## TASK INSTRUCTIONS
Every record must appear in your copy exactly as written, with no pictures.

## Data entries
_ _ _ _ _
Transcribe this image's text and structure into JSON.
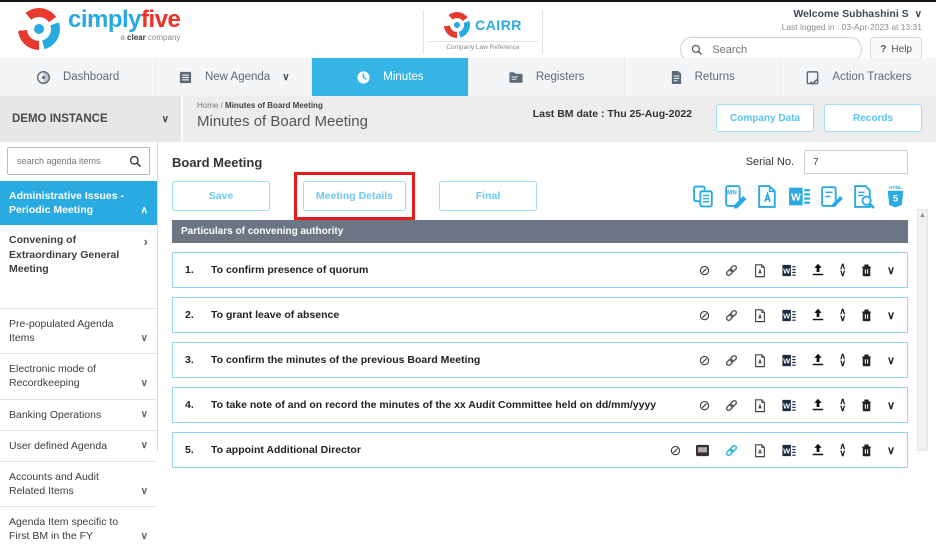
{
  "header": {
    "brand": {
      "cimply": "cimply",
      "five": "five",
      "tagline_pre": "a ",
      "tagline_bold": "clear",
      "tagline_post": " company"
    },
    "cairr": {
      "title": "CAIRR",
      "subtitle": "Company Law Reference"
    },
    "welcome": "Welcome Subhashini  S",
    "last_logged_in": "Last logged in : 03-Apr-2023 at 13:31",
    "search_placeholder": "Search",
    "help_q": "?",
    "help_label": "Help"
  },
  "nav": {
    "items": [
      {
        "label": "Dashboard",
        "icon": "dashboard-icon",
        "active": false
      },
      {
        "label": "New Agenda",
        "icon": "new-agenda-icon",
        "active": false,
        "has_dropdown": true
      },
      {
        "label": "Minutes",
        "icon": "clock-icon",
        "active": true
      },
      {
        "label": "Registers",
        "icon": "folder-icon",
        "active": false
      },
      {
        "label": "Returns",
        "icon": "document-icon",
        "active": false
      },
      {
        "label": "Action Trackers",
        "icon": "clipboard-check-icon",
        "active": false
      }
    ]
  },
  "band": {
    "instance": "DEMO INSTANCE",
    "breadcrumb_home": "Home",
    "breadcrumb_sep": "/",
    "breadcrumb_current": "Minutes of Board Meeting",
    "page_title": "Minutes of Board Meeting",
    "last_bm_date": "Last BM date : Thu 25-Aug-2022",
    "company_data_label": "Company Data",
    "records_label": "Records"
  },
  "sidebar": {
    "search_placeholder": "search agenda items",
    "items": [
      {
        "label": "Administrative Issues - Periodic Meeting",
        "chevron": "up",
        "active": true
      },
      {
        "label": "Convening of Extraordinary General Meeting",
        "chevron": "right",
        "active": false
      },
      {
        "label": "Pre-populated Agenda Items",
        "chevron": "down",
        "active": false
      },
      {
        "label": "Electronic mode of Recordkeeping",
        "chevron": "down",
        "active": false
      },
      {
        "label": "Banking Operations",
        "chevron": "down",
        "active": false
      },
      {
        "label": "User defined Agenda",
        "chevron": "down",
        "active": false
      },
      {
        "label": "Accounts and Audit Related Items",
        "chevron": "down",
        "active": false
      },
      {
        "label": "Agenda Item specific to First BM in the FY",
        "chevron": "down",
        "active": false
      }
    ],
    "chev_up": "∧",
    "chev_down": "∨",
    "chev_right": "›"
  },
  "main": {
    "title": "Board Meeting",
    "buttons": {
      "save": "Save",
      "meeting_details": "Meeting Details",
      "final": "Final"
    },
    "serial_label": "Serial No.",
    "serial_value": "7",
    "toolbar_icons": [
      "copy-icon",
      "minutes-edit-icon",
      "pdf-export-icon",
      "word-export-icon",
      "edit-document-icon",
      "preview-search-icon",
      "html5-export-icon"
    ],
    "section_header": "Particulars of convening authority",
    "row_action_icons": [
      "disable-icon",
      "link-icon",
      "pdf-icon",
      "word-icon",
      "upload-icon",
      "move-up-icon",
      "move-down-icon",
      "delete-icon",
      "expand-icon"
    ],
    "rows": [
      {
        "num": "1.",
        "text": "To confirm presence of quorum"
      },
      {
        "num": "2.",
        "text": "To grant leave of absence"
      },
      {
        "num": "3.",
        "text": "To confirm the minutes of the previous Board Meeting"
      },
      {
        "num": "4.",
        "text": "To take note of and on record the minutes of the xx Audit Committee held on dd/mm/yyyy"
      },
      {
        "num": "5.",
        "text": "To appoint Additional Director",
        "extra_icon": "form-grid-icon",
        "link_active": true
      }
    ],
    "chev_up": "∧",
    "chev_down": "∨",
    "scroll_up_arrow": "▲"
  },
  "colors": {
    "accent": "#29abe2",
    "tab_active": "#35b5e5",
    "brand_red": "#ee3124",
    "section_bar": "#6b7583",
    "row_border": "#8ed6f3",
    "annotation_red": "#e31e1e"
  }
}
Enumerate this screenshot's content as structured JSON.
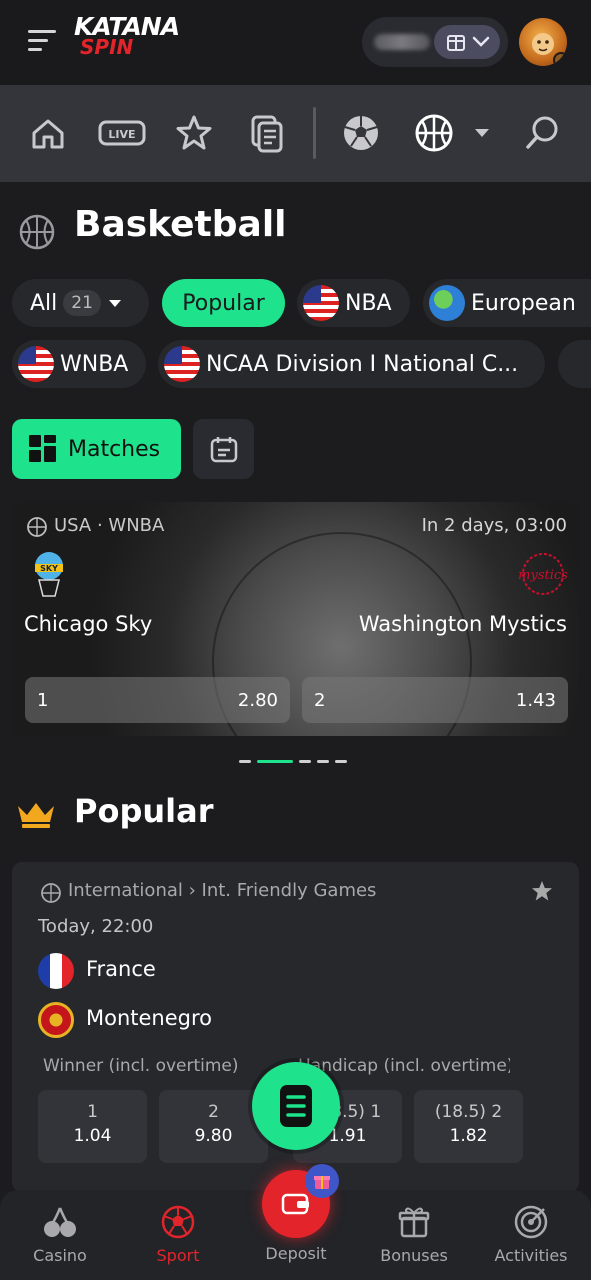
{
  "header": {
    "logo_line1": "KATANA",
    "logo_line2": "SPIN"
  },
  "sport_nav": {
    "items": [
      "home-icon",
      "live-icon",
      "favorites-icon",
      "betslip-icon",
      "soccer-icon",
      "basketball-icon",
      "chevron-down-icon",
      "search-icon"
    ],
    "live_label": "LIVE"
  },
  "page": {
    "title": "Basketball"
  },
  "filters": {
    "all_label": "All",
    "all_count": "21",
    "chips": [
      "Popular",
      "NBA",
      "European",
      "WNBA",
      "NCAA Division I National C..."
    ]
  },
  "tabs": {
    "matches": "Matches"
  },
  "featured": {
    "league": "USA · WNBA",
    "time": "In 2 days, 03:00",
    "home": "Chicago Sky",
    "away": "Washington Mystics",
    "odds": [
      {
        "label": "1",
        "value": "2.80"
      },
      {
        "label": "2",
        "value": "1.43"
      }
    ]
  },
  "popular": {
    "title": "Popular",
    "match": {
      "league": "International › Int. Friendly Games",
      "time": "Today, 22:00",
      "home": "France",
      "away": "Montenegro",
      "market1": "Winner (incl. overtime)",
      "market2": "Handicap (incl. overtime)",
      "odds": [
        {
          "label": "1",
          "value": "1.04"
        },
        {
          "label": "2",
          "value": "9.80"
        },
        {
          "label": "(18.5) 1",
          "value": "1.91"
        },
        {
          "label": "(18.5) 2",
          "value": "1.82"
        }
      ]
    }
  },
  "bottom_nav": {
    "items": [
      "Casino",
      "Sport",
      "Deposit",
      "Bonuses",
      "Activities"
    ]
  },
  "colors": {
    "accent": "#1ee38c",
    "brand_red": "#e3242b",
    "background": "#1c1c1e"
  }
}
_ _ _ _ _
## TASK ANSWER
Transcribe this image's text and structure into JSON.
{
  "header": {
    "brand": {
      "cimply": "cimply",
      "five": "five",
      "tagline_pre": "a ",
      "tagline_bold": "clear",
      "tagline_post": " company"
    },
    "cairr": {
      "title": "CAIRR",
      "subtitle": "Company Law Reference"
    },
    "welcome": "Welcome Subhashini  S",
    "last_logged_in": "Last logged in : 03-Apr-2023 at 13:31",
    "search_placeholder": "Search",
    "help_q": "?",
    "help_label": "Help"
  },
  "nav": {
    "items": [
      {
        "label": "Dashboard",
        "icon": "dashboard-icon",
        "active": false
      },
      {
        "label": "New Agenda",
        "icon": "new-agenda-icon",
        "active": false,
        "has_dropdown": true
      },
      {
        "label": "Minutes",
        "icon": "clock-icon",
        "active": true
      },
      {
        "label": "Registers",
        "icon": "folder-icon",
        "active": false
      },
      {
        "label": "Returns",
        "icon": "document-icon",
        "active": false
      },
      {
        "label": "Action Trackers",
        "icon": "clipboard-check-icon",
        "active": false
      }
    ]
  },
  "band": {
    "instance": "DEMO INSTANCE",
    "breadcrumb_home": "Home",
    "breadcrumb_sep": "/",
    "breadcrumb_current": "Minutes of Board Meeting",
    "page_title": "Minutes of Board Meeting",
    "last_bm_date": "Last BM date : Thu 25-Aug-2022",
    "company_data_label": "Company Data",
    "records_label": "Records"
  },
  "sidebar": {
    "search_placeholder": "search agenda items",
    "items": [
      {
        "label": "Administrative Issues - Periodic Meeting",
        "chevron": "up",
        "active": true
      },
      {
        "label": "Convening of Extraordinary General Meeting",
        "chevron": "right",
        "active": false
      },
      {
        "label": "Pre-populated Agenda Items",
        "chevron": "down",
        "active": false
      },
      {
        "label": "Electronic mode of Recordkeeping",
        "chevron": "down",
        "active": false
      },
      {
        "label": "Banking Operations",
        "chevron": "down",
        "active": false
      },
      {
        "label": "User defined Agenda",
        "chevron": "down",
        "active": false
      },
      {
        "label": "Accounts and Audit Related Items",
        "chevron": "down",
        "active": false
      },
      {
        "label": "Agenda Item specific to First BM in the FY",
        "chevron": "down",
        "active": false
      }
    ],
    "chev_up": "∧",
    "chev_down": "∨",
    "chev_right": "›"
  },
  "main": {
    "title": "Board Meeting",
    "buttons": {
      "save": "Save",
      "meeting_details": "Meeting Details",
      "final": "Final"
    },
    "serial_label": "Serial No.",
    "serial_value": "7",
    "toolbar_icons": [
      "copy-icon",
      "minutes-edit-icon",
      "pdf-export-icon",
      "word-export-icon",
      "edit-document-icon",
      "preview-search-icon",
      "html5-export-icon"
    ],
    "section_header": "Particulars of convening authority",
    "row_action_icons": [
      "disable-icon",
      "link-icon",
      "pdf-icon",
      "word-icon",
      "upload-icon",
      "move-up-icon",
      "move-down-icon",
      "delete-icon",
      "expand-icon"
    ],
    "rows": [
      {
        "num": "1.",
        "text": "To confirm presence of quorum"
      },
      {
        "num": "2.",
        "text": "To grant leave of absence"
      },
      {
        "num": "3.",
        "text": "To confirm the minutes of the previous Board Meeting"
      },
      {
        "num": "4.",
        "text": "To take note of and on record the minutes of the xx Audit Committee held on dd/mm/yyyy"
      },
      {
        "num": "5.",
        "text": "To appoint Additional Director",
        "extra_icon": "form-grid-icon",
        "link_active": true
      }
    ],
    "chev_up": "∧",
    "chev_down": "∨",
    "scroll_up_arrow": "▲"
  },
  "colors": {
    "accent": "#29abe2",
    "tab_active": "#35b5e5",
    "brand_red": "#ee3124",
    "section_bar": "#6b7583",
    "row_border": "#8ed6f3",
    "annotation_red": "#e31e1e"
  }
}
Enumerate this screenshot's content as structured JSON.
{
  "header": {
    "logo_line1": "KATANA",
    "logo_line2": "SPIN"
  },
  "sport_nav": {
    "items": [
      "home-icon",
      "live-icon",
      "favorites-icon",
      "betslip-icon",
      "soccer-icon",
      "basketball-icon",
      "chevron-down-icon",
      "search-icon"
    ],
    "live_label": "LIVE"
  },
  "page": {
    "title": "Basketball"
  },
  "filters": {
    "all_label": "All",
    "all_count": "21",
    "chips": [
      "Popular",
      "NBA",
      "European",
      "WNBA",
      "NCAA Division I National C..."
    ]
  },
  "tabs": {
    "matches": "Matches"
  },
  "featured": {
    "league": "USA · WNBA",
    "time": "In 2 days, 03:00",
    "home": "Chicago Sky",
    "away": "Washington Mystics",
    "odds": [
      {
        "label": "1",
        "value": "2.80"
      },
      {
        "label": "2",
        "value": "1.43"
      }
    ]
  },
  "popular": {
    "title": "Popular",
    "match": {
      "league": "International › Int. Friendly Games",
      "time": "Today, 22:00",
      "home": "France",
      "away": "Montenegro",
      "market1": "Winner (incl. overtime)",
      "market2": "Handicap (incl. overtime)",
      "odds": [
        {
          "label": "1",
          "value": "1.04"
        },
        {
          "label": "2",
          "value": "9.80"
        },
        {
          "label": "(18.5) 1",
          "value": "1.91"
        },
        {
          "label": "(18.5) 2",
          "value": "1.82"
        }
      ]
    }
  },
  "bottom_nav": {
    "items": [
      "Casino",
      "Sport",
      "Deposit",
      "Bonuses",
      "Activities"
    ]
  },
  "colors": {
    "accent": "#1ee38c",
    "brand_red": "#e3242b",
    "background": "#1c1c1e"
  }
}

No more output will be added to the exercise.